### The problem:
Go through the entries below and pick out every line with "options".

### Excerpted records:
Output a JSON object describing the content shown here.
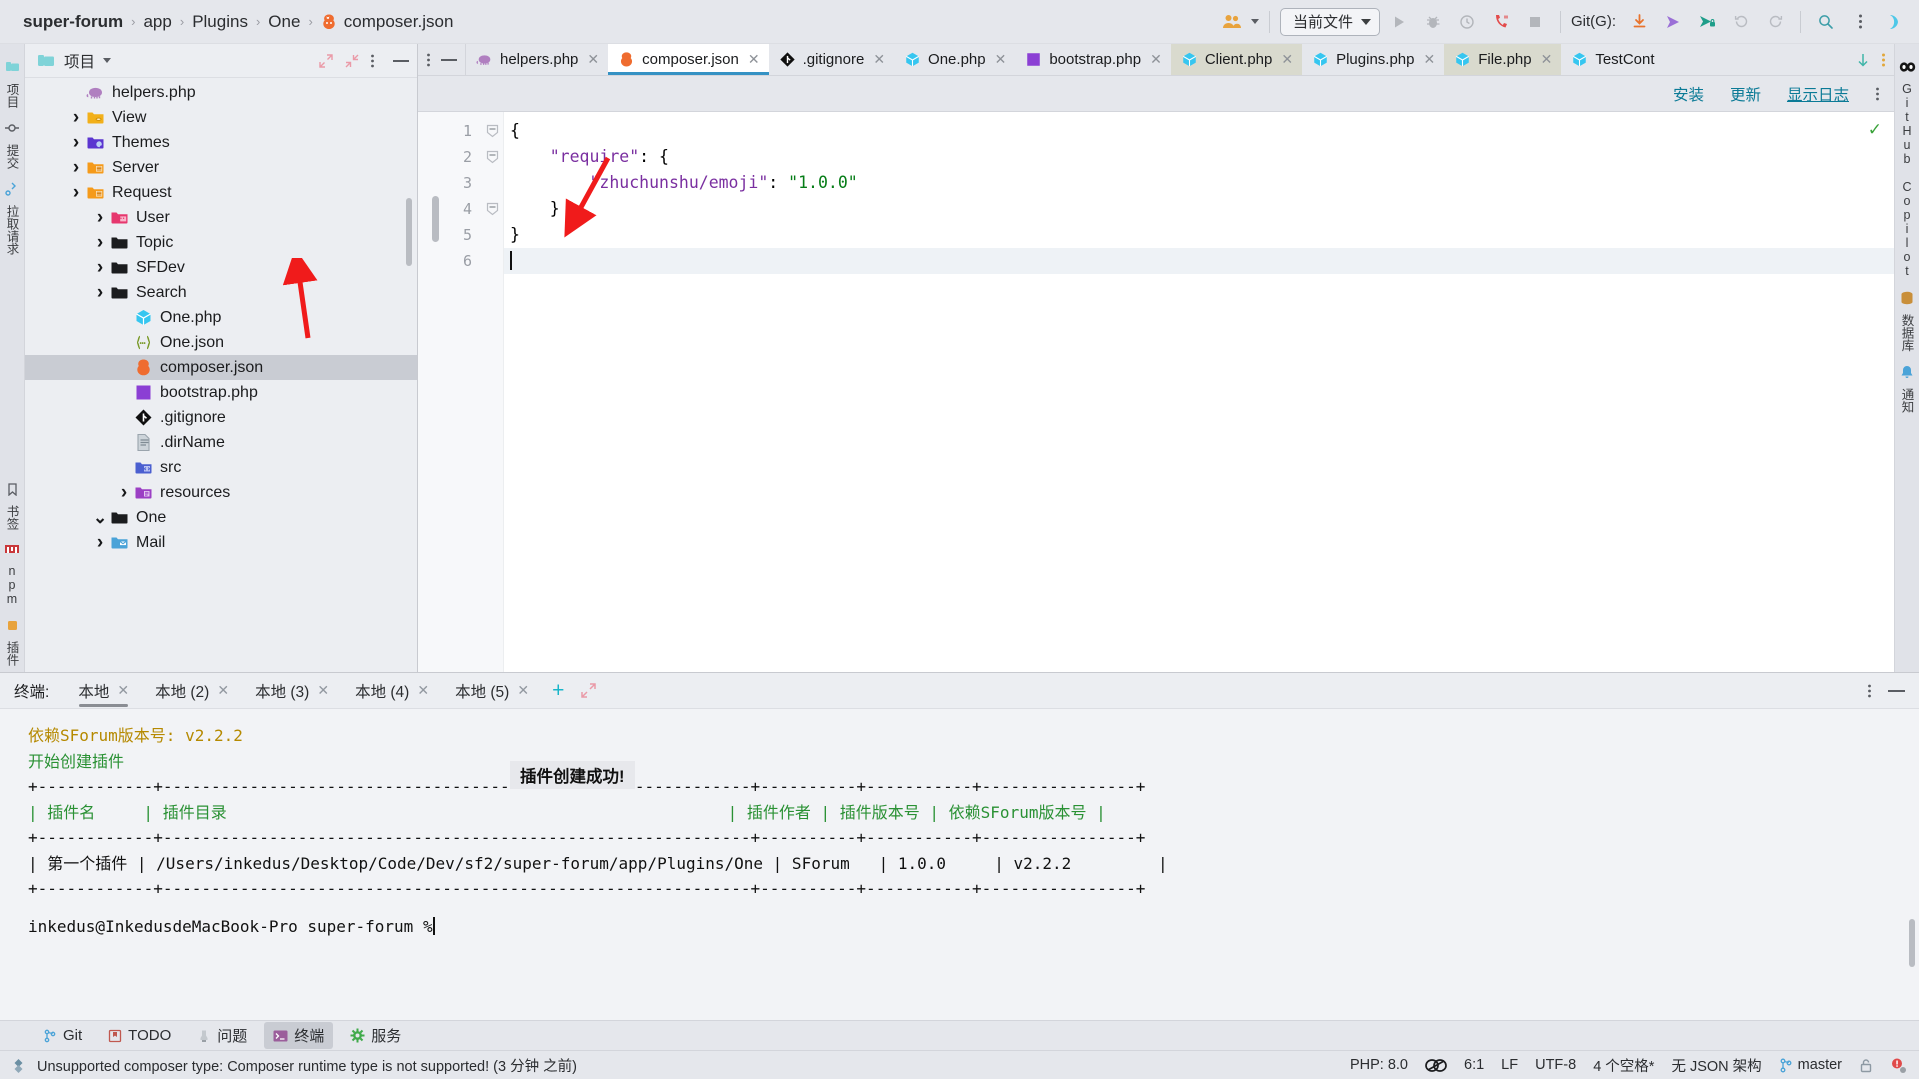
{
  "breadcrumb": {
    "items": [
      {
        "label": "super-forum",
        "bold": true,
        "icon": null
      },
      {
        "label": "app",
        "bold": false,
        "icon": null
      },
      {
        "label": "Plugins",
        "bold": false,
        "icon": null
      },
      {
        "label": "One",
        "bold": false,
        "icon": null
      },
      {
        "label": "composer.json",
        "bold": false,
        "icon": "composer-icon"
      }
    ]
  },
  "toolbar": {
    "run_config": "当前文件",
    "git_label": "Git(G):",
    "icons": [
      "people-icon",
      "run-icon",
      "debug-icon",
      "coverage-icon",
      "profiler-icon",
      "stop-icon",
      "update-project-icon",
      "push-icon",
      "commit-icon",
      "undo-icon",
      "redo-icon",
      "search-everywhere-icon",
      "more-options-icon",
      "ai-assistant-icon"
    ]
  },
  "left_rail": {
    "items": [
      {
        "label": "项目",
        "icon": "project-icon"
      },
      {
        "label": "提交",
        "icon": "commit-icon"
      },
      {
        "label": "拉取请求",
        "icon": "pull-request-icon"
      }
    ]
  },
  "right_rail": {
    "items": [
      {
        "label": "GitHub Copilot",
        "icon": "copilot-icon"
      },
      {
        "label": "数据库",
        "icon": "database-icon"
      },
      {
        "label": "通知",
        "icon": "notification-icon"
      }
    ]
  },
  "left_rail_bottom": {
    "items": [
      {
        "label": "书签",
        "icon": "bookmark-icon"
      },
      {
        "label": "npm",
        "icon": "npm-icon"
      },
      {
        "label": "插件",
        "icon": "plugin-icon"
      }
    ]
  },
  "project_panel": {
    "title": "项目",
    "tree": [
      {
        "label": "Mail",
        "indent": 2,
        "arrow": "right",
        "icon": "folder-mail",
        "selected": false
      },
      {
        "label": "One",
        "indent": 2,
        "arrow": "down",
        "icon": "folder-black",
        "selected": false
      },
      {
        "label": "resources",
        "indent": 3,
        "arrow": "right",
        "icon": "folder-resources",
        "selected": false
      },
      {
        "label": "src",
        "indent": 3,
        "arrow": "none",
        "icon": "folder-src",
        "selected": false
      },
      {
        "label": ".dirName",
        "indent": 3,
        "arrow": "none",
        "icon": "file-text",
        "selected": false
      },
      {
        "label": ".gitignore",
        "indent": 3,
        "arrow": "none",
        "icon": "git-icon",
        "selected": false
      },
      {
        "label": "bootstrap.php",
        "indent": 3,
        "arrow": "none",
        "icon": "blade-icon",
        "selected": false
      },
      {
        "label": "composer.json",
        "indent": 3,
        "arrow": "none",
        "icon": "composer-icon",
        "selected": true
      },
      {
        "label": "One.json",
        "indent": 3,
        "arrow": "none",
        "icon": "json-icon",
        "selected": false
      },
      {
        "label": "One.php",
        "indent": 3,
        "arrow": "none",
        "icon": "php-class-icon",
        "selected": false
      },
      {
        "label": "Search",
        "indent": 2,
        "arrow": "right",
        "icon": "folder-black",
        "selected": false
      },
      {
        "label": "SFDev",
        "indent": 2,
        "arrow": "right",
        "icon": "folder-black",
        "selected": false
      },
      {
        "label": "Topic",
        "indent": 2,
        "arrow": "right",
        "icon": "folder-black",
        "selected": false
      },
      {
        "label": "User",
        "indent": 2,
        "arrow": "right",
        "icon": "folder-user",
        "selected": false
      },
      {
        "label": "Request",
        "indent": 1,
        "arrow": "right",
        "icon": "folder-server",
        "selected": false
      },
      {
        "label": "Server",
        "indent": 1,
        "arrow": "right",
        "icon": "folder-server",
        "selected": false
      },
      {
        "label": "Themes",
        "indent": 1,
        "arrow": "right",
        "icon": "folder-themes",
        "selected": false
      },
      {
        "label": "View",
        "indent": 1,
        "arrow": "right",
        "icon": "folder-view",
        "selected": false
      },
      {
        "label": "helpers.php",
        "indent": 1,
        "arrow": "none",
        "icon": "php-icon",
        "selected": false
      }
    ]
  },
  "tabs": [
    {
      "label": "helpers.php",
      "icon": "php-icon",
      "active": false,
      "shaded": false,
      "close": true
    },
    {
      "label": "composer.json",
      "icon": "composer-icon",
      "active": true,
      "shaded": false,
      "close": true
    },
    {
      "label": ".gitignore",
      "icon": "git-icon",
      "active": false,
      "shaded": false,
      "close": true
    },
    {
      "label": "One.php",
      "icon": "php-class-icon",
      "active": false,
      "shaded": false,
      "close": true
    },
    {
      "label": "bootstrap.php",
      "icon": "blade-icon",
      "active": false,
      "shaded": false,
      "close": true
    },
    {
      "label": "Client.php",
      "icon": "php-class-icon",
      "active": false,
      "shaded": true,
      "close": true
    },
    {
      "label": "Plugins.php",
      "icon": "php-class-icon",
      "active": false,
      "shaded": false,
      "close": true
    },
    {
      "label": "File.php",
      "icon": "php-class-icon",
      "active": false,
      "shaded": true,
      "close": true
    },
    {
      "label": "TestCont",
      "icon": "php-class-icon",
      "active": false,
      "shaded": false,
      "close": false
    }
  ],
  "notification_bar": {
    "install": "安装",
    "update": "更新",
    "show_log": "显示日志",
    "more": "more-options-icon"
  },
  "editor": {
    "lines": [
      {
        "num": "1",
        "fold": "minus",
        "tokens": [
          {
            "t": "{",
            "c": "punc"
          }
        ]
      },
      {
        "num": "2",
        "fold": "minus",
        "tokens": [
          {
            "t": "    ",
            "c": "punc"
          },
          {
            "t": "\"require\"",
            "c": "key"
          },
          {
            "t": ": {",
            "c": "punc"
          }
        ]
      },
      {
        "num": "3",
        "fold": "none",
        "tokens": [
          {
            "t": "        ",
            "c": "punc"
          },
          {
            "t": "\"zhuchunshu/emoji\"",
            "c": "key"
          },
          {
            "t": ": ",
            "c": "punc"
          },
          {
            "t": "\"1.0.0\"",
            "c": "str"
          }
        ]
      },
      {
        "num": "4",
        "fold": "minus",
        "tokens": [
          {
            "t": "    }",
            "c": "punc"
          }
        ]
      },
      {
        "num": "5",
        "fold": "none",
        "tokens": [
          {
            "t": "}",
            "c": "punc"
          }
        ]
      },
      {
        "num": "6",
        "fold": "none",
        "tokens": [],
        "current": true,
        "caret": true
      }
    ]
  },
  "terminal": {
    "label": "终端:",
    "tabs": [
      {
        "label": "本地",
        "active": true
      },
      {
        "label": "本地 (2)",
        "active": false
      },
      {
        "label": "本地 (3)",
        "active": false
      },
      {
        "label": "本地 (4)",
        "active": false
      },
      {
        "label": "本地 (5)",
        "active": false
      }
    ],
    "new_tab": "+",
    "output": [
      {
        "text": "依赖SForum版本号: v2.2.2",
        "color": "yellow"
      },
      {
        "text": "开始创建插件",
        "color": "green"
      },
      {
        "text": "+------------+-------------------------------------------------------------+----------+-----------+----------------+",
        "color": "black"
      },
      {
        "text": "| 插件名     | 插件目录                                                    | 插件作者 | 插件版本号 | 依赖SForum版本号 |",
        "color": "green"
      },
      {
        "text": "+------------+-------------------------------------------------------------+----------+-----------+----------------+",
        "color": "black"
      },
      {
        "text": "| 第一个插件 | /Users/inkedus/Desktop/Code/Dev/sf2/super-forum/app/Plugins/One | SForum   | 1.0.0     | v2.2.2         |",
        "color": "black"
      },
      {
        "text": "+------------+-------------------------------------------------------------+----------+-----------+----------------+",
        "color": "black"
      }
    ],
    "banner": "插件创建成功!",
    "prompt": "inkedus@InkedusdeMacBook-Pro super-forum %"
  },
  "tool_windows": [
    {
      "label": "Git",
      "icon": "git-branch-icon",
      "active": false
    },
    {
      "label": "TODO",
      "icon": "todo-icon",
      "active": false
    },
    {
      "label": "问题",
      "icon": "problems-icon",
      "active": false
    },
    {
      "label": "终端",
      "icon": "terminal-icon",
      "active": true
    },
    {
      "label": "服务",
      "icon": "services-icon",
      "active": false
    }
  ],
  "status_bar": {
    "message": "Unsupported composer type: Composer runtime type is not supported! (3 分钟 之前)",
    "message_icon": "event-log-icon",
    "right": [
      {
        "label": "PHP: 8.0",
        "name": "php-version"
      },
      {
        "label": "",
        "name": "php-interpreter-icon"
      },
      {
        "label": "6:1",
        "name": "cursor-position"
      },
      {
        "label": "LF",
        "name": "line-separator"
      },
      {
        "label": "UTF-8",
        "name": "file-encoding"
      },
      {
        "label": "4 个空格*",
        "name": "indent-size"
      },
      {
        "label": "无 JSON 架构",
        "name": "json-schema"
      },
      {
        "label": "master",
        "name": "git-branch"
      },
      {
        "label": "",
        "name": "lock-icon"
      },
      {
        "label": "",
        "name": "inspection-icon"
      }
    ]
  },
  "colors": {
    "accent": "#3592c4",
    "link": "#0a7a96",
    "terminal_green": "#2a9134",
    "terminal_yellow": "#b58900",
    "arrow_red": "#f01b1b",
    "selection": "#c9ccd3"
  }
}
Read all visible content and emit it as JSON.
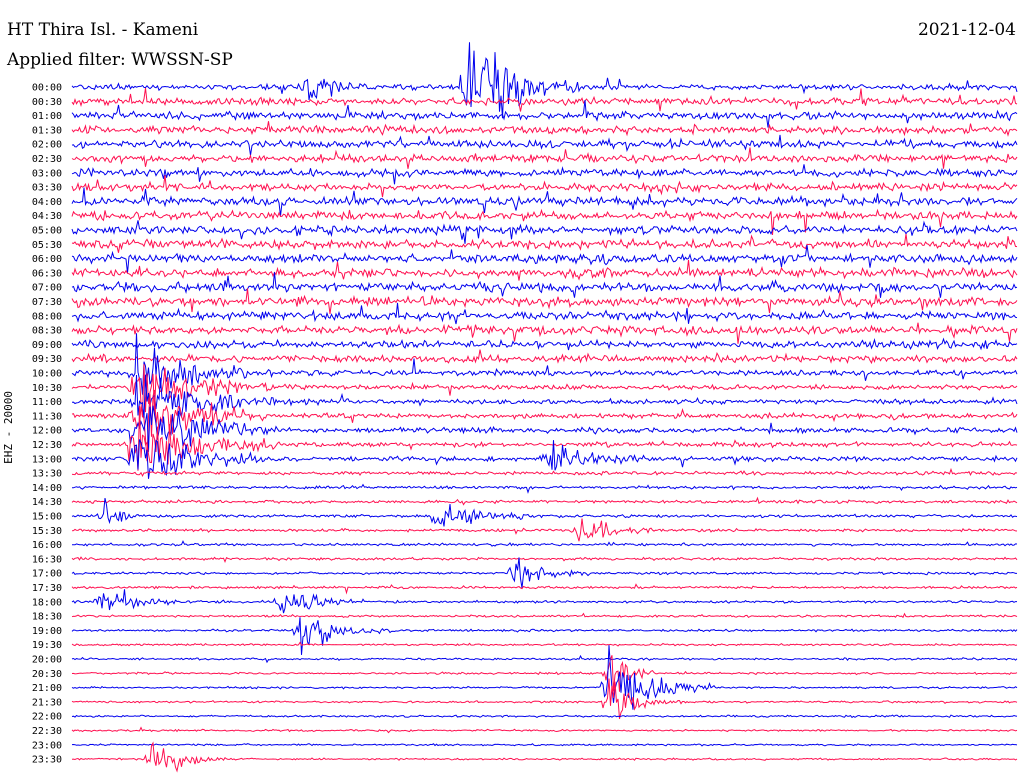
{
  "header": {
    "station": "HT Thira Isl. - Kameni",
    "filter": "Applied filter: WWSSN-SP",
    "date": "2021-12-04",
    "channel_label": "EHZ - 20000"
  },
  "colors": {
    "trace_a": "#0000ee",
    "trace_b": "#ff1050",
    "text": "#000000",
    "background": "#ffffff"
  },
  "chart_data": {
    "type": "line",
    "title": "HT Thira Isl. - Kameni",
    "subtitle": "Applied filter: WWSSN-SP",
    "ylabel": "EHZ - 20000",
    "xlabel": "",
    "row_labels": [
      "00:00",
      "00:30",
      "01:00",
      "01:30",
      "02:00",
      "02:30",
      "03:00",
      "03:30",
      "04:00",
      "04:30",
      "05:00",
      "05:30",
      "06:00",
      "06:30",
      "07:00",
      "07:30",
      "08:00",
      "08:30",
      "09:00",
      "09:30",
      "10:00",
      "10:30",
      "11:00",
      "11:30",
      "12:00",
      "12:30",
      "13:00",
      "13:30",
      "14:00",
      "14:30",
      "15:00",
      "15:30",
      "16:00",
      "16:30",
      "17:00",
      "17:30",
      "18:00",
      "18:30",
      "19:00",
      "19:30",
      "20:00",
      "20:30",
      "21:00",
      "21:30",
      "22:00",
      "22:30",
      "23:00",
      "23:30"
    ],
    "series_colors_alternating": [
      "#0000ee",
      "#ff1050"
    ],
    "noise_level": [
      0.55,
      0.7,
      0.75,
      0.75,
      0.75,
      0.75,
      0.75,
      0.75,
      0.85,
      0.85,
      0.85,
      0.85,
      0.85,
      0.85,
      0.85,
      0.85,
      0.8,
      0.8,
      0.75,
      0.7,
      0.55,
      0.45,
      0.5,
      0.5,
      0.5,
      0.45,
      0.45,
      0.35,
      0.3,
      0.3,
      0.28,
      0.28,
      0.25,
      0.25,
      0.25,
      0.25,
      0.25,
      0.22,
      0.22,
      0.2,
      0.2,
      0.2,
      0.2,
      0.2,
      0.2,
      0.18,
      0.18,
      0.18
    ],
    "events": [
      {
        "row": 0,
        "minute": 12.5,
        "amplitude": 6,
        "duration_min": 1.2
      },
      {
        "row": 0,
        "minute": 7.5,
        "amplitude": 2.5,
        "duration_min": 0.6
      },
      {
        "row": 20,
        "minute": 2.0,
        "amplitude": 3,
        "duration_min": 1.5
      },
      {
        "row": 21,
        "minute": 2.0,
        "amplitude": 3.5,
        "duration_min": 1.5
      },
      {
        "row": 22,
        "minute": 2.0,
        "amplitude": 4,
        "duration_min": 1.5
      },
      {
        "row": 23,
        "minute": 2.0,
        "amplitude": 4,
        "duration_min": 1.5
      },
      {
        "row": 24,
        "minute": 2.0,
        "amplitude": 4.5,
        "duration_min": 1.5
      },
      {
        "row": 25,
        "minute": 2.0,
        "amplitude": 4.5,
        "duration_min": 1.5
      },
      {
        "row": 26,
        "minute": 2.0,
        "amplitude": 3.5,
        "duration_min": 1.5
      },
      {
        "row": 26,
        "minute": 15.0,
        "amplitude": 2,
        "duration_min": 1.2
      },
      {
        "row": 30,
        "minute": 11.5,
        "amplitude": 2,
        "duration_min": 1.0
      },
      {
        "row": 30,
        "minute": 1.0,
        "amplitude": 1.5,
        "duration_min": 0.5
      },
      {
        "row": 31,
        "minute": 16.0,
        "amplitude": 2,
        "duration_min": 0.8
      },
      {
        "row": 34,
        "minute": 14.0,
        "amplitude": 2,
        "duration_min": 0.8
      },
      {
        "row": 36,
        "minute": 0.9,
        "amplitude": 2,
        "duration_min": 0.8
      },
      {
        "row": 36,
        "minute": 6.6,
        "amplitude": 2,
        "duration_min": 0.8
      },
      {
        "row": 38,
        "minute": 7.2,
        "amplitude": 2.5,
        "duration_min": 1.0
      },
      {
        "row": 41,
        "minute": 17.0,
        "amplitude": 3,
        "duration_min": 0.5
      },
      {
        "row": 42,
        "minute": 17.0,
        "amplitude": 4,
        "duration_min": 1.2
      },
      {
        "row": 43,
        "minute": 17.0,
        "amplitude": 3,
        "duration_min": 0.8
      },
      {
        "row": 47,
        "minute": 2.5,
        "amplitude": 2.5,
        "duration_min": 0.8
      }
    ]
  }
}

### The output:
      "more-options-icon",
    "more": "more-options-icon"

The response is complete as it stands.